— begin DATA EXTRACT —
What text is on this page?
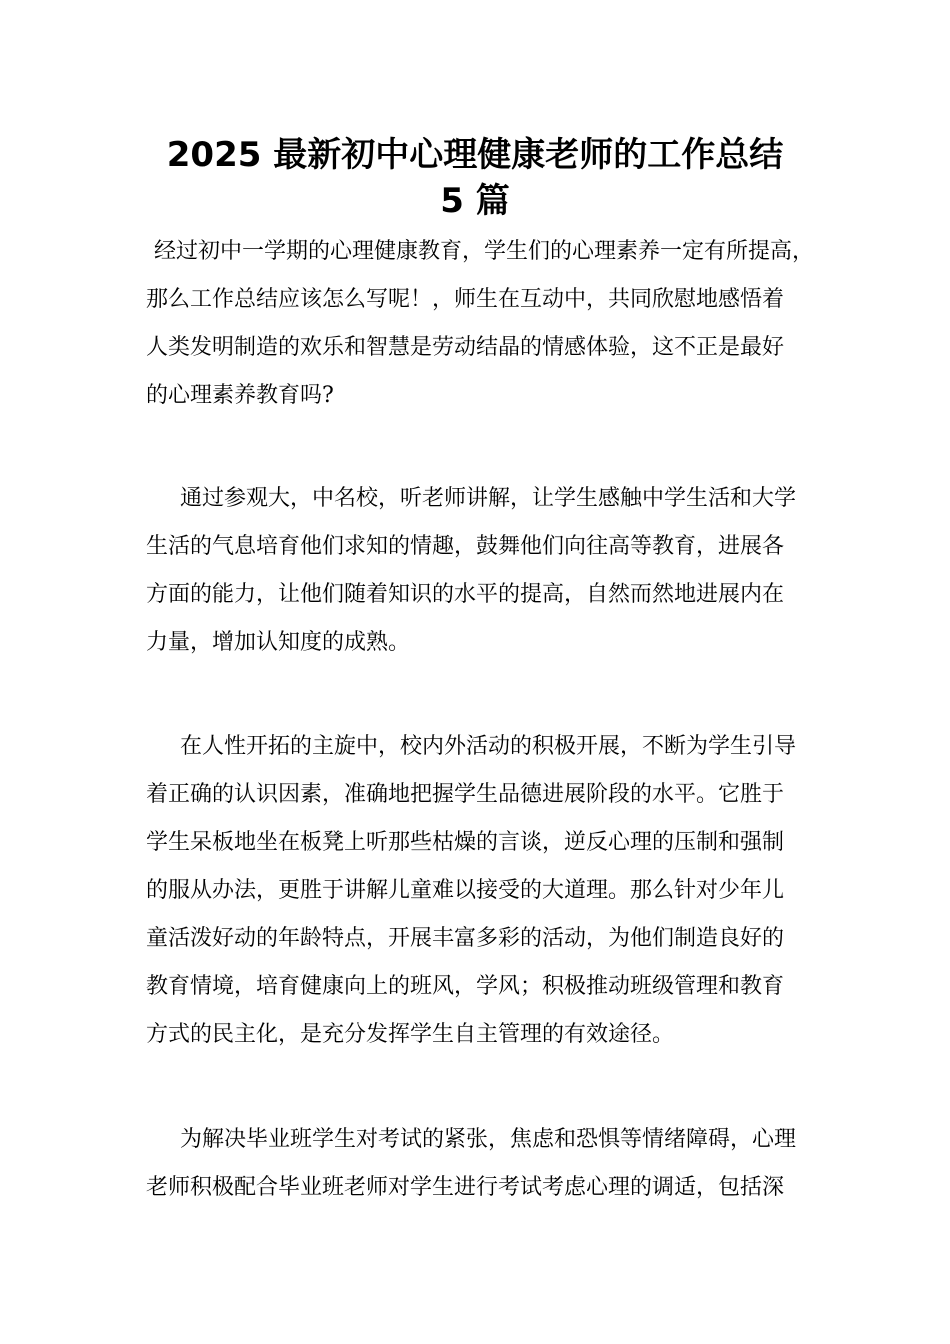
2025 最新初中心理健康老师的工作总结
5 篇

经过初中一学期的心理健康教育，学生们的心理素养一定有所提高，
那么工作总结应该怎么写呢！，师生在互动中，共同欣慰地感悟着
人类发明制造的欢乐和智慧是劳动结晶的情感体验，这不正是最好
的心理素养教育吗?

通过参观大，中名校，听老师讲解，让学生感触中学生活和大学
生活的气息培育他们求知的情趣，鼓舞他们向往高等教育，进展各
方面的能力，让他们随着知识的水平的提高，自然而然地进展内在
力量，增加认知度的成熟。

在人性开拓的主旋中，校内外活动的积极开展，不断为学生引导
着正确的认识因素，准确地把握学生品德进展阶段的水平。它胜于
学生呆板地坐在板凳上听那些枯燥的言谈，逆反心理的压制和强制
的服从办法，更胜于讲解儿童难以接受的大道理。那么针对少年儿
童活泼好动的年龄特点，开展丰富多彩的活动，为他们制造良好的
教育情境，培育健康向上的班风，学风；积极推动班级管理和教育
方式的民主化，是充分发挥学生自主管理的有效途径。

为解决毕业班学生对考试的紧张，焦虑和恐惧等情绪障碍，心理
老师积极配合毕业班老师对学生进行考试考虑心理的调适，包括深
— end DATA EXTRACT —
# CHALLENGE:
Your task is to return the entries above exactly, with no pictures.

# THE ANSWER:
What text is on this page?
2025 最新初中心理健康老师的工作总结
5 篇

经过初中一学期的心理健康教育，学生们的心理素养一定有所提高，
那么工作总结应该怎么写呢！，师生在互动中，共同欣慰地感悟着
人类发明制造的欢乐和智慧是劳动结晶的情感体验，这不正是最好
的心理素养教育吗?

通过参观大，中名校，听老师讲解，让学生感触中学生活和大学
生活的气息培育他们求知的情趣，鼓舞他们向往高等教育，进展各
方面的能力，让他们随着知识的水平的提高，自然而然地进展内在
力量，增加认知度的成熟。

在人性开拓的主旋中，校内外活动的积极开展，不断为学生引导
着正确的认识因素，准确地把握学生品德进展阶段的水平。它胜于
学生呆板地坐在板凳上听那些枯燥的言谈，逆反心理的压制和强制
的服从办法，更胜于讲解儿童难以接受的大道理。那么针对少年儿
童活泼好动的年龄特点，开展丰富多彩的活动，为他们制造良好的
教育情境，培育健康向上的班风，学风；积极推动班级管理和教育
方式的民主化，是充分发挥学生自主管理的有效途径。

为解决毕业班学生对考试的紧张，焦虑和恐惧等情绪障碍，心理
老师积极配合毕业班老师对学生进行考试考虑心理的调适，包括深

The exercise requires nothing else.